• Exercise materials
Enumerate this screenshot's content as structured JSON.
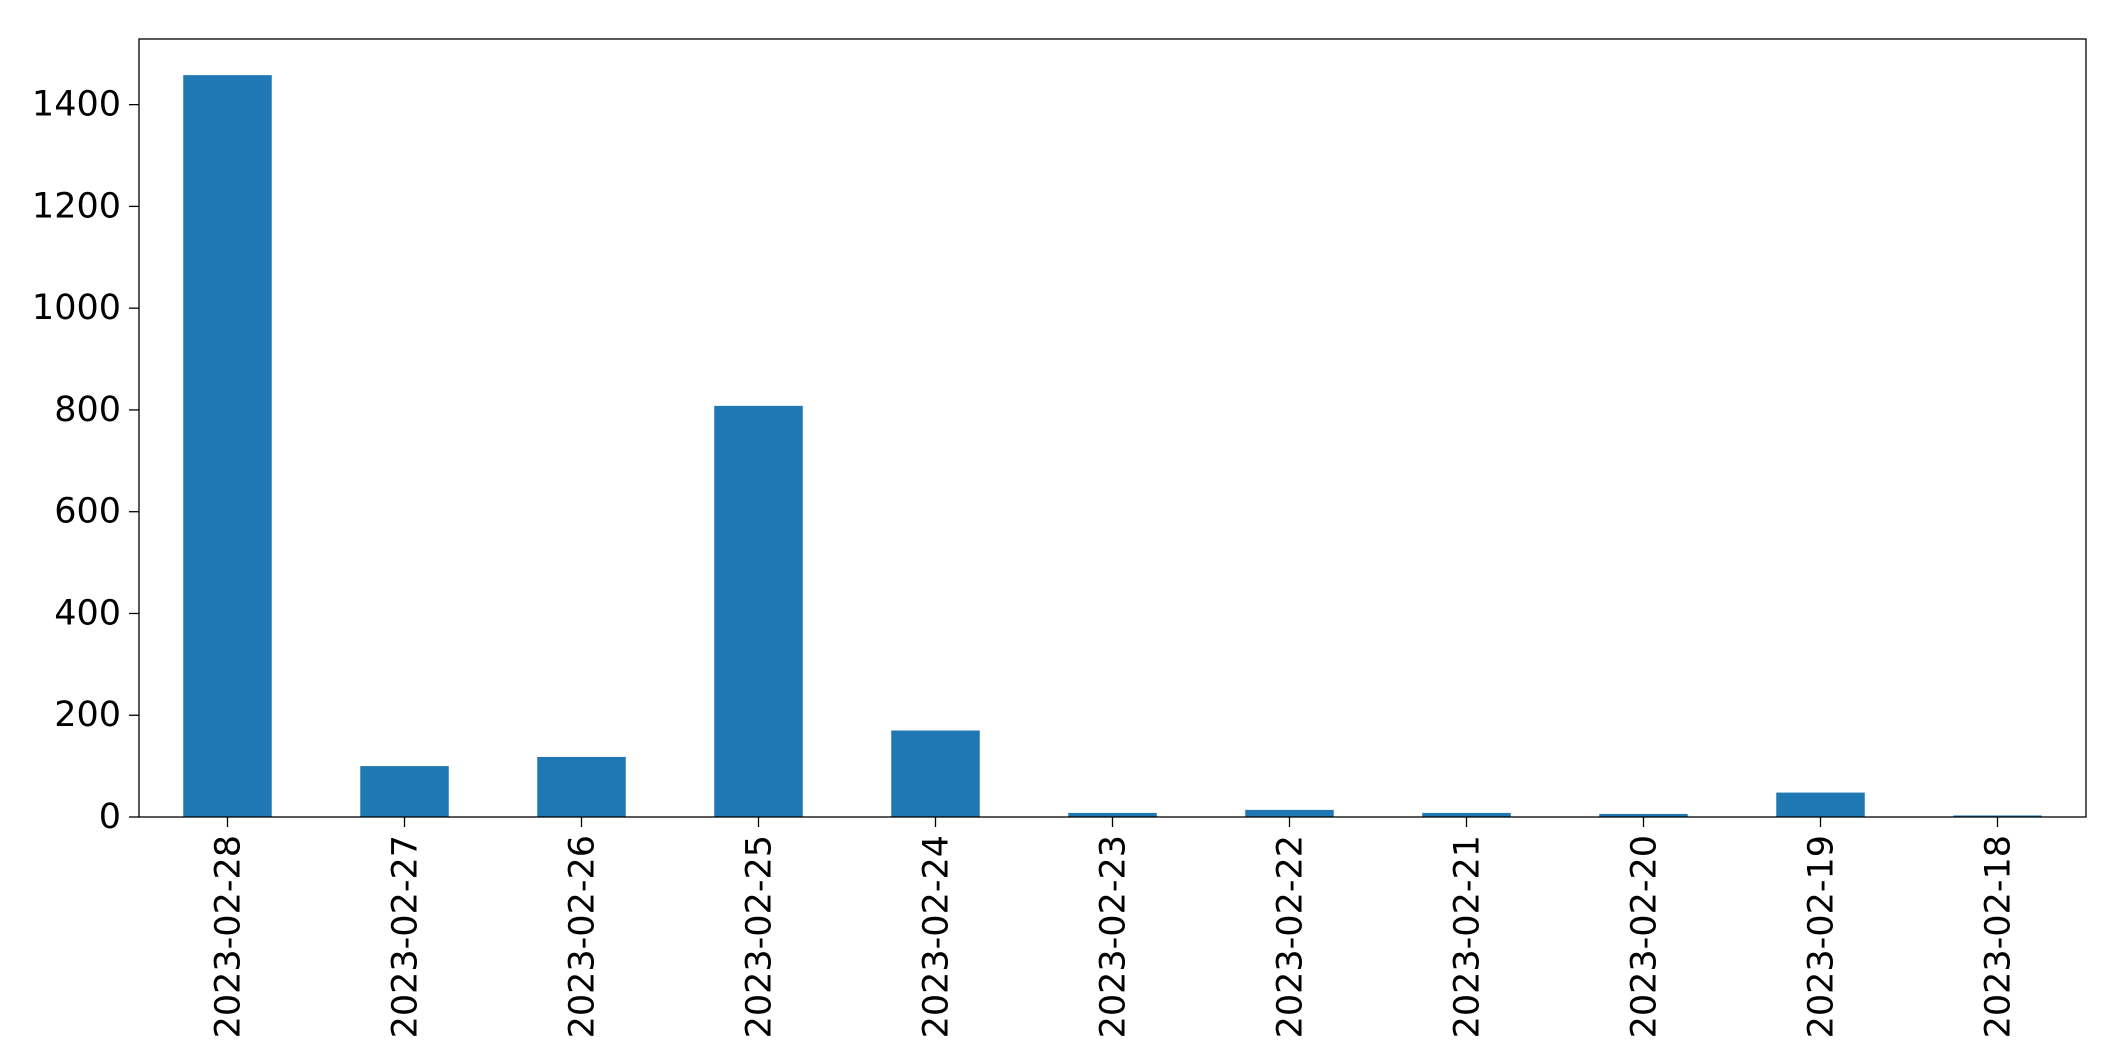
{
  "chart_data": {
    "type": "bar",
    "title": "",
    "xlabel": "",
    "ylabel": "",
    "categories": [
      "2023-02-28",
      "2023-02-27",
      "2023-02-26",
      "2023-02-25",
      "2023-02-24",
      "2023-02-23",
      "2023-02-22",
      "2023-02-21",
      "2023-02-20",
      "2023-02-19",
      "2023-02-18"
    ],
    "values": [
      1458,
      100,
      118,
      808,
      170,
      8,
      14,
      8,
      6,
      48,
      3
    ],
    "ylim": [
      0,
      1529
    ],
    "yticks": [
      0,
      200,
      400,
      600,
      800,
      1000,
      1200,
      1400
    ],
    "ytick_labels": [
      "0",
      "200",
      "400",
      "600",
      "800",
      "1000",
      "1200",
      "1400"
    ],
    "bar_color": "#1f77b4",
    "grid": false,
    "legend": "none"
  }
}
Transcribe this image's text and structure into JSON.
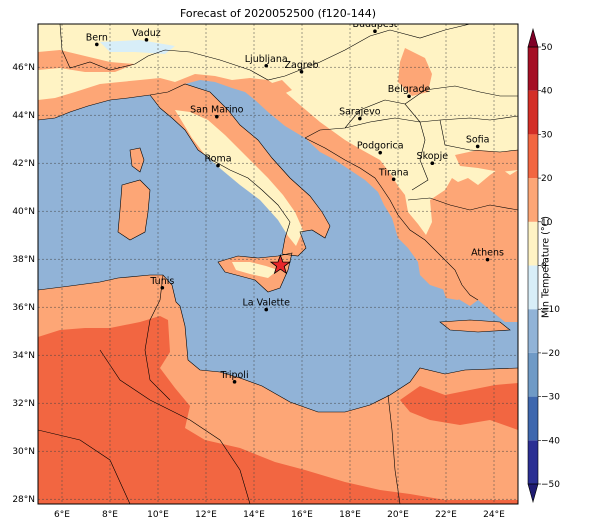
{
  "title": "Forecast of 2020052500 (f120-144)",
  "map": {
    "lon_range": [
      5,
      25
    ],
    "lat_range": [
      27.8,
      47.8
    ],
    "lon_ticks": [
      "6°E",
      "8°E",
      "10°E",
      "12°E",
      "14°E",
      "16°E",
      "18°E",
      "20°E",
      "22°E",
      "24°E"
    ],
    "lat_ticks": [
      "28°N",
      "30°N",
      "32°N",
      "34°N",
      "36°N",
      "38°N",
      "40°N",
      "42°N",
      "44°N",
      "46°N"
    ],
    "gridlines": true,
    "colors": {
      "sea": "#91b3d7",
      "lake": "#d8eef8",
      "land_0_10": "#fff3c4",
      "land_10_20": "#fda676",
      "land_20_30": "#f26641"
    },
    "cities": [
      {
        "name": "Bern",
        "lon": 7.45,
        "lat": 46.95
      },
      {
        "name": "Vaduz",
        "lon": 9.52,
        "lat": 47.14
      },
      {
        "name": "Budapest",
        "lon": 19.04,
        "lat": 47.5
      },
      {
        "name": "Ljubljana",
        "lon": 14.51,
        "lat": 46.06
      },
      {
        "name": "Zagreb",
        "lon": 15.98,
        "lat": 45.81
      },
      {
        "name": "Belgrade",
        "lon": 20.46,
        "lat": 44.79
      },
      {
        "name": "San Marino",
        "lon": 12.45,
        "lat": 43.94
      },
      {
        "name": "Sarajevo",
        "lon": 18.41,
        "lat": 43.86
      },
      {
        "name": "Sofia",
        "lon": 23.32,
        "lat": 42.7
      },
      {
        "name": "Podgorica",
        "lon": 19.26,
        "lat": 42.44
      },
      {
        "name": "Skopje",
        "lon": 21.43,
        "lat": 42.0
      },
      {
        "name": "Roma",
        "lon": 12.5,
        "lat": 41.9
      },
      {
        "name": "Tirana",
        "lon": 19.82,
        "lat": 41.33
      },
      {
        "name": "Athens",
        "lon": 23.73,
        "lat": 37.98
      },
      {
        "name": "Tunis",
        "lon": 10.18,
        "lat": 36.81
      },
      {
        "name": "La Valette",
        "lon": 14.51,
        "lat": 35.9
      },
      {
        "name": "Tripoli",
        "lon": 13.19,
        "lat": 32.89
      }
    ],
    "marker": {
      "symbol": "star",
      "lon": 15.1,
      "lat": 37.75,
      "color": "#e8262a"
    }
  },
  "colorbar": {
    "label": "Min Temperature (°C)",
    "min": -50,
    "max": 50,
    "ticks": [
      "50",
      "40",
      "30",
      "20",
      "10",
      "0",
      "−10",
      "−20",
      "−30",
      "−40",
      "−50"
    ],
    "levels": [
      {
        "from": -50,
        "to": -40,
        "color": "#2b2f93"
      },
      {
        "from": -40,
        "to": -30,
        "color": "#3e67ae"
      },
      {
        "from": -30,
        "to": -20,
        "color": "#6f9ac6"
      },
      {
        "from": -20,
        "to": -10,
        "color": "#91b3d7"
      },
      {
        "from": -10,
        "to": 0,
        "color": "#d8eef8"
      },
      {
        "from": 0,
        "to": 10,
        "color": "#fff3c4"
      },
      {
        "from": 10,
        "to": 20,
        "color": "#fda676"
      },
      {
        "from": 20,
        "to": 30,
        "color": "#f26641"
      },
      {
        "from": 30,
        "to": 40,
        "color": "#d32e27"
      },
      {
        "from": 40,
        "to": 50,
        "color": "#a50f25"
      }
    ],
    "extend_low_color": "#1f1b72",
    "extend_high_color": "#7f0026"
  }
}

• Work instructions
Repeat all of the data above word for word, minus the pictures.

• Answer in full
Enumerate this screenshot's content as structured JSON.
{
  "chart_data": {
    "type": "bar",
    "title": "",
    "xlabel": "",
    "ylabel": "",
    "categories": [
      "2023-02-28",
      "2023-02-27",
      "2023-02-26",
      "2023-02-25",
      "2023-02-24",
      "2023-02-23",
      "2023-02-22",
      "2023-02-21",
      "2023-02-20",
      "2023-02-19",
      "2023-02-18"
    ],
    "values": [
      1458,
      100,
      118,
      808,
      170,
      8,
      14,
      8,
      6,
      48,
      3
    ],
    "ylim": [
      0,
      1529
    ],
    "yticks": [
      0,
      200,
      400,
      600,
      800,
      1000,
      1200,
      1400
    ],
    "ytick_labels": [
      "0",
      "200",
      "400",
      "600",
      "800",
      "1000",
      "1200",
      "1400"
    ],
    "bar_color": "#1f77b4",
    "grid": false,
    "legend": "none"
  }
}
Transcribe this image's text and structure into JSON.
{
  "title": "Forecast of 2020052500 (f120-144)",
  "map": {
    "lon_range": [
      5,
      25
    ],
    "lat_range": [
      27.8,
      47.8
    ],
    "lon_ticks": [
      "6°E",
      "8°E",
      "10°E",
      "12°E",
      "14°E",
      "16°E",
      "18°E",
      "20°E",
      "22°E",
      "24°E"
    ],
    "lat_ticks": [
      "28°N",
      "30°N",
      "32°N",
      "34°N",
      "36°N",
      "38°N",
      "40°N",
      "42°N",
      "44°N",
      "46°N"
    ],
    "gridlines": true,
    "colors": {
      "sea": "#91b3d7",
      "lake": "#d8eef8",
      "land_0_10": "#fff3c4",
      "land_10_20": "#fda676",
      "land_20_30": "#f26641"
    },
    "cities": [
      {
        "name": "Bern",
        "lon": 7.45,
        "lat": 46.95
      },
      {
        "name": "Vaduz",
        "lon": 9.52,
        "lat": 47.14
      },
      {
        "name": "Budapest",
        "lon": 19.04,
        "lat": 47.5
      },
      {
        "name": "Ljubljana",
        "lon": 14.51,
        "lat": 46.06
      },
      {
        "name": "Zagreb",
        "lon": 15.98,
        "lat": 45.81
      },
      {
        "name": "Belgrade",
        "lon": 20.46,
        "lat": 44.79
      },
      {
        "name": "San Marino",
        "lon": 12.45,
        "lat": 43.94
      },
      {
        "name": "Sarajevo",
        "lon": 18.41,
        "lat": 43.86
      },
      {
        "name": "Sofia",
        "lon": 23.32,
        "lat": 42.7
      },
      {
        "name": "Podgorica",
        "lon": 19.26,
        "lat": 42.44
      },
      {
        "name": "Skopje",
        "lon": 21.43,
        "lat": 42.0
      },
      {
        "name": "Roma",
        "lon": 12.5,
        "lat": 41.9
      },
      {
        "name": "Tirana",
        "lon": 19.82,
        "lat": 41.33
      },
      {
        "name": "Athens",
        "lon": 23.73,
        "lat": 37.98
      },
      {
        "name": "Tunis",
        "lon": 10.18,
        "lat": 36.81
      },
      {
        "name": "La Valette",
        "lon": 14.51,
        "lat": 35.9
      },
      {
        "name": "Tripoli",
        "lon": 13.19,
        "lat": 32.89
      }
    ],
    "marker": {
      "symbol": "star",
      "lon": 15.1,
      "lat": 37.75,
      "color": "#e8262a"
    }
  },
  "colorbar": {
    "label": "Min Temperature (°C)",
    "min": -50,
    "max": 50,
    "ticks": [
      "50",
      "40",
      "30",
      "20",
      "10",
      "0",
      "−10",
      "−20",
      "−30",
      "−40",
      "−50"
    ],
    "levels": [
      {
        "from": -50,
        "to": -40,
        "color": "#2b2f93"
      },
      {
        "from": -40,
        "to": -30,
        "color": "#3e67ae"
      },
      {
        "from": -30,
        "to": -20,
        "color": "#6f9ac6"
      },
      {
        "from": -20,
        "to": -10,
        "color": "#91b3d7"
      },
      {
        "from": -10,
        "to": 0,
        "color": "#d8eef8"
      },
      {
        "from": 0,
        "to": 10,
        "color": "#fff3c4"
      },
      {
        "from": 10,
        "to": 20,
        "color": "#fda676"
      },
      {
        "from": 20,
        "to": 30,
        "color": "#f26641"
      },
      {
        "from": 30,
        "to": 40,
        "color": "#d32e27"
      },
      {
        "from": 40,
        "to": 50,
        "color": "#a50f25"
      }
    ],
    "extend_low_color": "#1f1b72",
    "extend_high_color": "#7f0026"
  }
}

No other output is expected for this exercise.